§ Exercise instructions
Tally up the lines that include "home" and state that number by itself.

§ Listed records
□ □ □ □
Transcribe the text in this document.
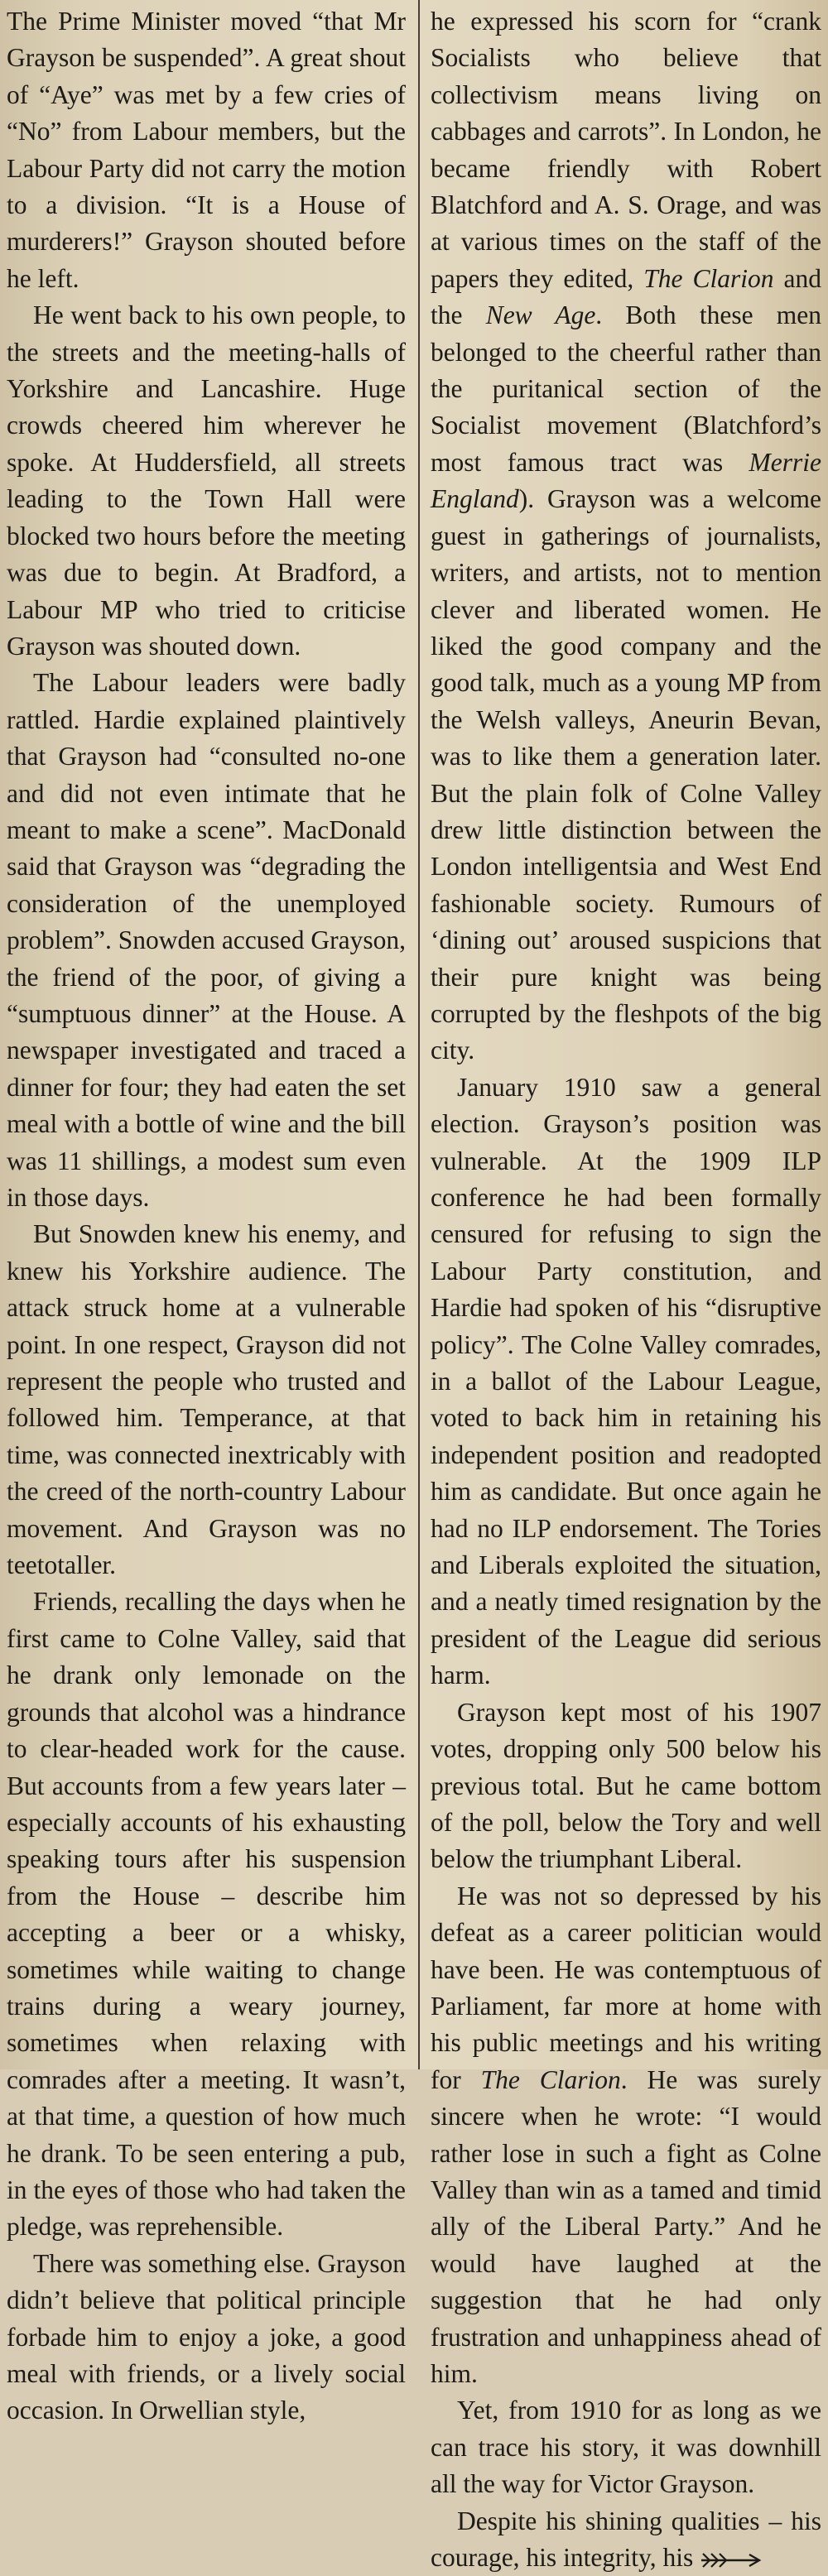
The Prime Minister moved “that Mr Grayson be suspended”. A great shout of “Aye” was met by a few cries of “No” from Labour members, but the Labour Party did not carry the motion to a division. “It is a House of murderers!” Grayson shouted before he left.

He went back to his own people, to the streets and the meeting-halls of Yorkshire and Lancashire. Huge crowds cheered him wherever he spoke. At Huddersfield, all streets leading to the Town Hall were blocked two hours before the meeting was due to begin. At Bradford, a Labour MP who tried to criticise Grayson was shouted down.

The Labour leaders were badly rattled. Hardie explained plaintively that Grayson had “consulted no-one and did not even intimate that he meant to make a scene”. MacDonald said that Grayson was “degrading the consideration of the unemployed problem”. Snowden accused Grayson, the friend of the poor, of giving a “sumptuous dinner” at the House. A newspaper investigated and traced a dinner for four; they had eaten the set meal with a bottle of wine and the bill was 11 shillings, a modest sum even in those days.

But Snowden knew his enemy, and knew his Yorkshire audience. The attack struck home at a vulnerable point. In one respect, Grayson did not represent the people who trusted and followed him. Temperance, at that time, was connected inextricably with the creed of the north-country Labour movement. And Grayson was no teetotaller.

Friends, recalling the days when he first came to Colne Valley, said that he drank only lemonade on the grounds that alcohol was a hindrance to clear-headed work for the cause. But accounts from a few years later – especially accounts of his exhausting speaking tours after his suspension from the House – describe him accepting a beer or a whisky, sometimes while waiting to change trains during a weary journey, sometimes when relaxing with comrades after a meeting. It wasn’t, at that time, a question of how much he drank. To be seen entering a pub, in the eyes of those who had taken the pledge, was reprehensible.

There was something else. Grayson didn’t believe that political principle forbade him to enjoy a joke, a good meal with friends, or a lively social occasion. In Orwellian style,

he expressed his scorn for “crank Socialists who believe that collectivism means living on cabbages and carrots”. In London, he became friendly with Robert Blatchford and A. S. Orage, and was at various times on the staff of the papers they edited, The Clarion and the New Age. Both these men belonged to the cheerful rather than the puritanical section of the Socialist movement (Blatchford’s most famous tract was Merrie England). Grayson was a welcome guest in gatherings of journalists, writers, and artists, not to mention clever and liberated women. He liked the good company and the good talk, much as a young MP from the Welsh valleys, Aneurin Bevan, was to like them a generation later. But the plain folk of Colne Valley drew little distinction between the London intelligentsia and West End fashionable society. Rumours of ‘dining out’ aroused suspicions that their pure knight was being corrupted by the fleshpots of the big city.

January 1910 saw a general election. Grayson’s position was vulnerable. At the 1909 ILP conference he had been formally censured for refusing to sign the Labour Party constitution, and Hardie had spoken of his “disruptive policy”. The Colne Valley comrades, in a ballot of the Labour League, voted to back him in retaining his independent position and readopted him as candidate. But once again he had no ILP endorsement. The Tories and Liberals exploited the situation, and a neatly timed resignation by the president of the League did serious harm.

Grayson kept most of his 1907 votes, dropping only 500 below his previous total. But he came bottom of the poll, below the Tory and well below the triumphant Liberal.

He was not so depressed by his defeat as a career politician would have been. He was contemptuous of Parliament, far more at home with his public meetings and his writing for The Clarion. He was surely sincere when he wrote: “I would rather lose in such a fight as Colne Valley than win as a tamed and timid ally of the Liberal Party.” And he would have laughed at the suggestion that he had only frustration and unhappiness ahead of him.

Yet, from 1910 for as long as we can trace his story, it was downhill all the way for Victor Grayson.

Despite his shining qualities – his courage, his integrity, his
□ □ □ □
§ Task answer
2